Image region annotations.
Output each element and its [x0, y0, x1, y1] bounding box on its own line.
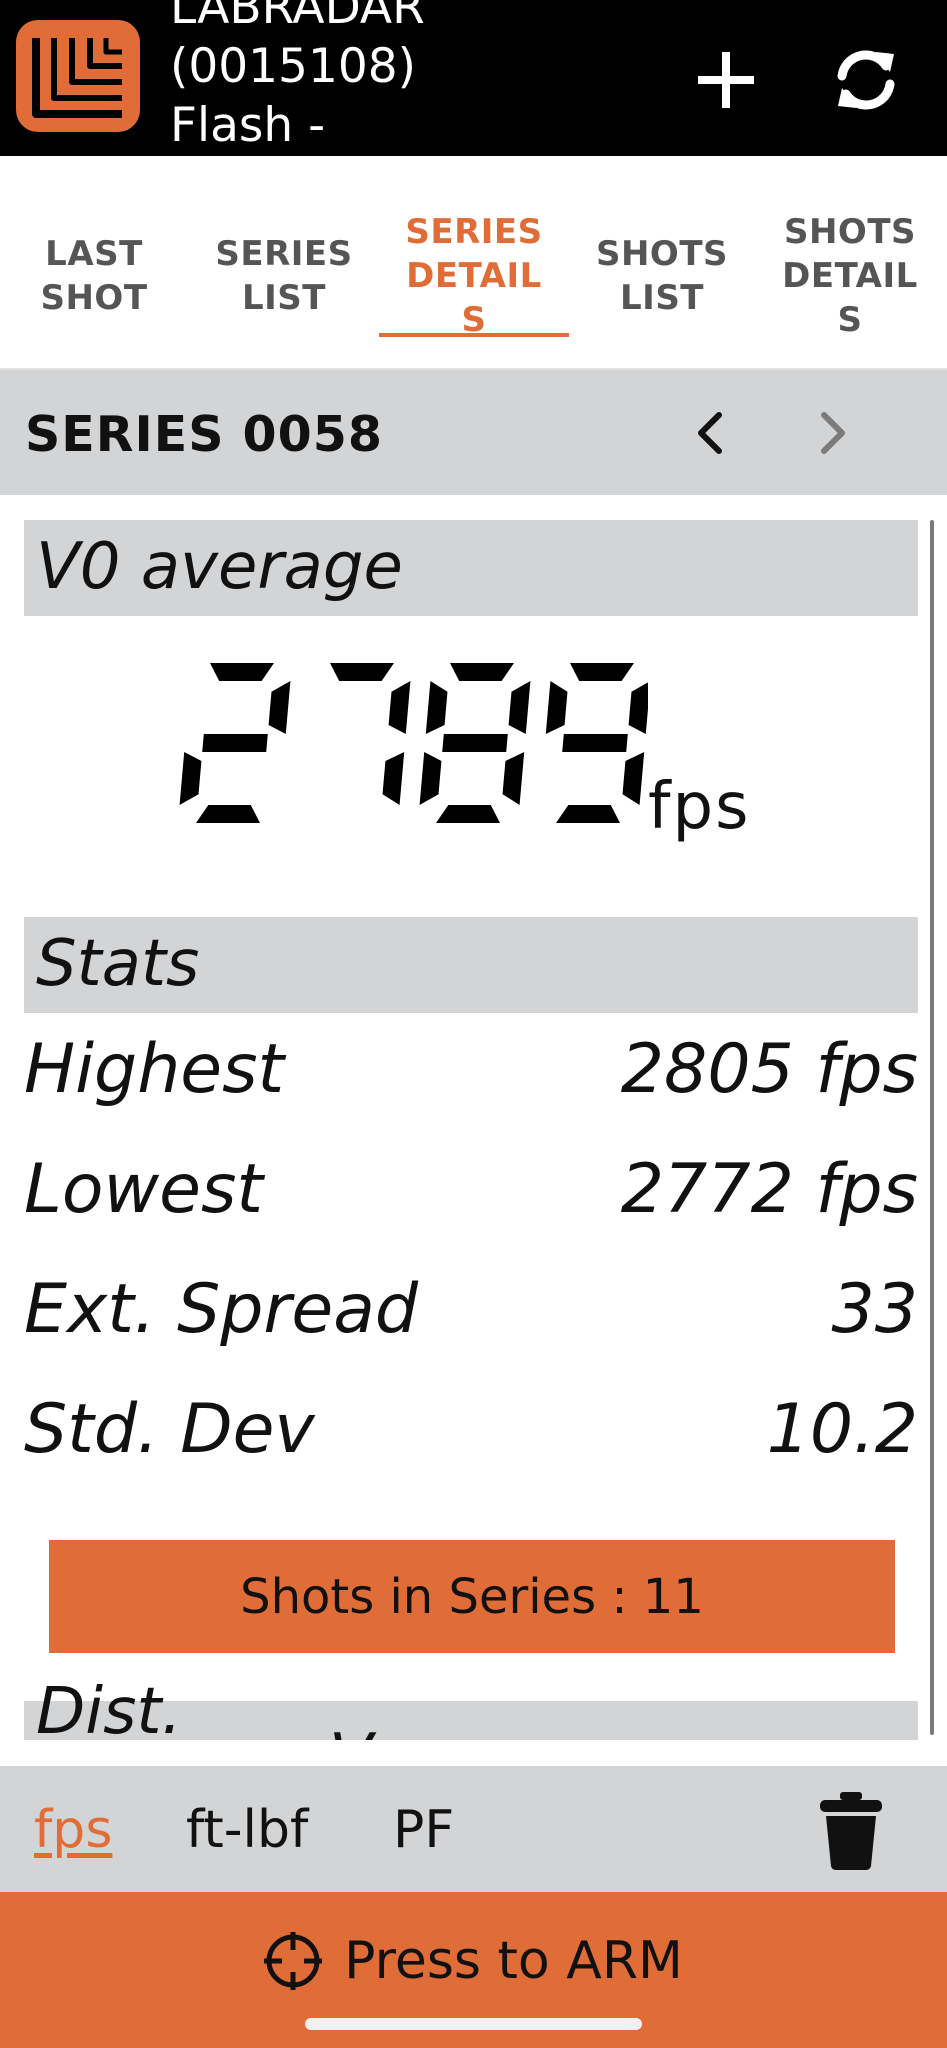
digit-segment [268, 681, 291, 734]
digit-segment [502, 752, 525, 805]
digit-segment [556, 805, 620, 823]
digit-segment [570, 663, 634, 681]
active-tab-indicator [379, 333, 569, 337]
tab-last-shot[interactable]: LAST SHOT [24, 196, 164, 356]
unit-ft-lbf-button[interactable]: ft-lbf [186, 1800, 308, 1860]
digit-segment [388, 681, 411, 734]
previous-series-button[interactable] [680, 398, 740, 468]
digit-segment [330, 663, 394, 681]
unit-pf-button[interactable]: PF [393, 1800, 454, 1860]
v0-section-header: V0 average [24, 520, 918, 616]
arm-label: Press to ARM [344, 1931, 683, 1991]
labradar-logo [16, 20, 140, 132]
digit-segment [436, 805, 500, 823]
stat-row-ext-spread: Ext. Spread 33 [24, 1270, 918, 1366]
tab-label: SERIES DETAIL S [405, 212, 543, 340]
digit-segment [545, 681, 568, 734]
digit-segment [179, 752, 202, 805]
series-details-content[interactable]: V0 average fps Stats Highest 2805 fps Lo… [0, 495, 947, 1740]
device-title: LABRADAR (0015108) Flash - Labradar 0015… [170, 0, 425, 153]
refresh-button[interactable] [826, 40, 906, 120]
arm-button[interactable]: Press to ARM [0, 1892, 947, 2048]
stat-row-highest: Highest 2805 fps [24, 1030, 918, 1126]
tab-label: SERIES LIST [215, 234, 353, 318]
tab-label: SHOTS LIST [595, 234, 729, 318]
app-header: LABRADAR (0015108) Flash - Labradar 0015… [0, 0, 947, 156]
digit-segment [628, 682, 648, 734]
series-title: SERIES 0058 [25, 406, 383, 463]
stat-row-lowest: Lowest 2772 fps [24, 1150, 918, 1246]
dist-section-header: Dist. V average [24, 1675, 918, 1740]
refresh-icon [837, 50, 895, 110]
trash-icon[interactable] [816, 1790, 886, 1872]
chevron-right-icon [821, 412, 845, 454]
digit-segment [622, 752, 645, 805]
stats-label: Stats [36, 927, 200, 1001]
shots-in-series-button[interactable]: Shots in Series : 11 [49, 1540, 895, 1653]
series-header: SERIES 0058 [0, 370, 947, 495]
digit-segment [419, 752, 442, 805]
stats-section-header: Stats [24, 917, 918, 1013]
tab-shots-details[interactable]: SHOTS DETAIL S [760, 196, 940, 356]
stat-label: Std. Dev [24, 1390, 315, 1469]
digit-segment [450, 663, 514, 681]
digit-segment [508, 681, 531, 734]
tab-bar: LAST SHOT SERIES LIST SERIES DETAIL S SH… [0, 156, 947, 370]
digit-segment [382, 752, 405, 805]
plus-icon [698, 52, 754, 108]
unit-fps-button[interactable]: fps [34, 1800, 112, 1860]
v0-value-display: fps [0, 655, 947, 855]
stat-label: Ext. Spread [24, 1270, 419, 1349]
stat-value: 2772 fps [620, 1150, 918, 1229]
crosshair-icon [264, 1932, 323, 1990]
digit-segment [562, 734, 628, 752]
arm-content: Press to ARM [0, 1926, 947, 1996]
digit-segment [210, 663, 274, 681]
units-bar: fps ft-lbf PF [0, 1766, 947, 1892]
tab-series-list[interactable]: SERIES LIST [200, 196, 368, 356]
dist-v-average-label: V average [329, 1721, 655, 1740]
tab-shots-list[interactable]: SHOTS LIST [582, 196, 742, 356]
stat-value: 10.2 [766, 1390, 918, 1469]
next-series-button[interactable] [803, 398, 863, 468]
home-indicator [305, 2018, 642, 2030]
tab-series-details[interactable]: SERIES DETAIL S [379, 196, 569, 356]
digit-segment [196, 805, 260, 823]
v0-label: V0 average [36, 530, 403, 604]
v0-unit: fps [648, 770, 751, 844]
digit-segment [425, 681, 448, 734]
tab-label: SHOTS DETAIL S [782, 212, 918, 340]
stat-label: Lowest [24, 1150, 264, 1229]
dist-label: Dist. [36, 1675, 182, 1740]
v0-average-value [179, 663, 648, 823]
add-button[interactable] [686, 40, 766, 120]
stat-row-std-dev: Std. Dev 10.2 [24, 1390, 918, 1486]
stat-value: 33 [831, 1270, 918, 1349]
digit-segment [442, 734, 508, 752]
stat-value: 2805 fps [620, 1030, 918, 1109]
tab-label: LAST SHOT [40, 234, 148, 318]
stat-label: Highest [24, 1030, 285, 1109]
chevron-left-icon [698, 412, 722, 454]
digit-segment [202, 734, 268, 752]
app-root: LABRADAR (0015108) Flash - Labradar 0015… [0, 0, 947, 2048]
--
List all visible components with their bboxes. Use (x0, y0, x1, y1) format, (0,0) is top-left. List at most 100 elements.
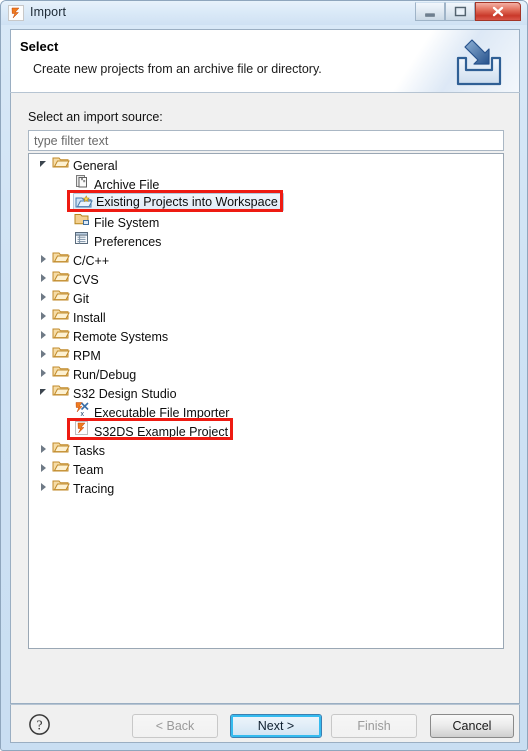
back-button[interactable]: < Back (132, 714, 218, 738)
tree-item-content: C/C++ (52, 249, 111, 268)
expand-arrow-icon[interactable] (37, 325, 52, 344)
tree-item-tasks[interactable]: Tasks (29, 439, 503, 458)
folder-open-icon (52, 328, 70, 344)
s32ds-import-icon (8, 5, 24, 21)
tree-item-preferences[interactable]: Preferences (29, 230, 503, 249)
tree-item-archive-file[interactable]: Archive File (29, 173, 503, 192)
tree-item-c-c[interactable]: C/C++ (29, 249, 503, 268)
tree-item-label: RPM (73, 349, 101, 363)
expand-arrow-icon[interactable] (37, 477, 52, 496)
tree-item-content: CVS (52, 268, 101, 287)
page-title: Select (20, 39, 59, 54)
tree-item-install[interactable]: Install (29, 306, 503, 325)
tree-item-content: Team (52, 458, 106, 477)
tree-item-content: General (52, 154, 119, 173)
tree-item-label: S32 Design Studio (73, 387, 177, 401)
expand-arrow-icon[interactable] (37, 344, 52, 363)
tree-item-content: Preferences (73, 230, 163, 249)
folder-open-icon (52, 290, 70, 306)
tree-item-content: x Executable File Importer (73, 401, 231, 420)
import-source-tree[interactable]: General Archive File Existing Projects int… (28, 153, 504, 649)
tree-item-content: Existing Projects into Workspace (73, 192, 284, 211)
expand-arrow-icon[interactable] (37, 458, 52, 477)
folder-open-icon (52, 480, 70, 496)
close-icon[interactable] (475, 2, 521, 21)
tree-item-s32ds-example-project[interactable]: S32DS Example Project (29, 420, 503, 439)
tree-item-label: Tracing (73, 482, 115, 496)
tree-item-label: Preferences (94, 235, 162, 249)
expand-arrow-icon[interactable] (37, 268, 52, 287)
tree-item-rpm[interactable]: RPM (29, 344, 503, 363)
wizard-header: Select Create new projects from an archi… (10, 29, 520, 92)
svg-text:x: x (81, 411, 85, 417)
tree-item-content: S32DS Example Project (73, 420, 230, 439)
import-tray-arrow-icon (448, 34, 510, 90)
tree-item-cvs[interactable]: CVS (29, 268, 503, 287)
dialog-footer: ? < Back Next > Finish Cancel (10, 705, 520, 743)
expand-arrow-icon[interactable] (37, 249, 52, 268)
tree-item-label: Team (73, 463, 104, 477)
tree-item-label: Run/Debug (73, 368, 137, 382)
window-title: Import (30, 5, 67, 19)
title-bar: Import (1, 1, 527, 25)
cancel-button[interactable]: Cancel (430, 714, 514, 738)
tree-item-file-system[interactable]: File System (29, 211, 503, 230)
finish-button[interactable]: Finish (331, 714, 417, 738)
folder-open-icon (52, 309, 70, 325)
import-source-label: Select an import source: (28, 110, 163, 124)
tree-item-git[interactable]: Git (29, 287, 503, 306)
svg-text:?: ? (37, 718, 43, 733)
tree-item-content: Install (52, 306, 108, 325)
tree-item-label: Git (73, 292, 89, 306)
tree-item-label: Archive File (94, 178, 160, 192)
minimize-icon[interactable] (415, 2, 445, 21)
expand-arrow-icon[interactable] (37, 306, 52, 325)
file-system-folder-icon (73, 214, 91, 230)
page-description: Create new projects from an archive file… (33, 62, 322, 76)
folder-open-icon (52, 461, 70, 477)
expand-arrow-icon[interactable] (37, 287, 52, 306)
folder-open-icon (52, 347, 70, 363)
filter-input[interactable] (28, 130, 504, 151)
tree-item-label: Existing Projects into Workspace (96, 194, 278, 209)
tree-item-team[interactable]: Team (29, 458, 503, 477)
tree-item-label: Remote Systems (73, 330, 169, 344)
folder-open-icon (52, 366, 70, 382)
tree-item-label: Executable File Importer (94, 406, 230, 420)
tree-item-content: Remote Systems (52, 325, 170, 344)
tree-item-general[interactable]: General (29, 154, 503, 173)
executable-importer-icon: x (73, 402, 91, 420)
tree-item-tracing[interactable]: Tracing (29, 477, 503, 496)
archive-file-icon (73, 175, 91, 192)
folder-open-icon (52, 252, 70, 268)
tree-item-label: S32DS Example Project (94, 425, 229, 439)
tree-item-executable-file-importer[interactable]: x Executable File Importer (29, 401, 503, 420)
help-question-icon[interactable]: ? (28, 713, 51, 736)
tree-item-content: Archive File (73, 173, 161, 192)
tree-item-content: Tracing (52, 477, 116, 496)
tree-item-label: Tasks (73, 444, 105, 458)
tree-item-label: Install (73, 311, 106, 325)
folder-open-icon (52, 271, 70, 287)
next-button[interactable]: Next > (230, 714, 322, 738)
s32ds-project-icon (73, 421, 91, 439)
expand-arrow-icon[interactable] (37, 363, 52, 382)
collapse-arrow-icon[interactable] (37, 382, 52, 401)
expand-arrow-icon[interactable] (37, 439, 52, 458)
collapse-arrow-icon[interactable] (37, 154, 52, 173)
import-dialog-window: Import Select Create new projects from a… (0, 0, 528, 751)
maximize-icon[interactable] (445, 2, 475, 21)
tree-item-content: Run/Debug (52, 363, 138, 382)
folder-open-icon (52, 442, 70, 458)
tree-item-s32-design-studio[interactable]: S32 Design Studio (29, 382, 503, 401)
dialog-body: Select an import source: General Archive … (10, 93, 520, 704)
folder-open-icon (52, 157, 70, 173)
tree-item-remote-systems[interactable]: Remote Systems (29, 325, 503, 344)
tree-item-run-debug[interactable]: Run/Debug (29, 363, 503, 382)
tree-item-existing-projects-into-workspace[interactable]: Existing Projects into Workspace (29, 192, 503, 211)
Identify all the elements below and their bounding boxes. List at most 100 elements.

Goal. Reproduce verbatim the entries beginning with the line containing "digit-segment [268, 681, 291, 734]" and continuing through the line containing "digit-segment [330, 663, 394, 681]", including both of those lines.

Answer to this problem.
digit-segment [268, 681, 291, 734]
digit-segment [502, 752, 525, 805]
digit-segment [556, 805, 620, 823]
digit-segment [570, 663, 634, 681]
active-tab-indicator [379, 333, 569, 337]
tab-last-shot[interactable]: LAST SHOT [24, 196, 164, 356]
unit-ft-lbf-button[interactable]: ft-lbf [186, 1800, 308, 1860]
digit-segment [388, 681, 411, 734]
previous-series-button[interactable] [680, 398, 740, 468]
digit-segment [330, 663, 394, 681]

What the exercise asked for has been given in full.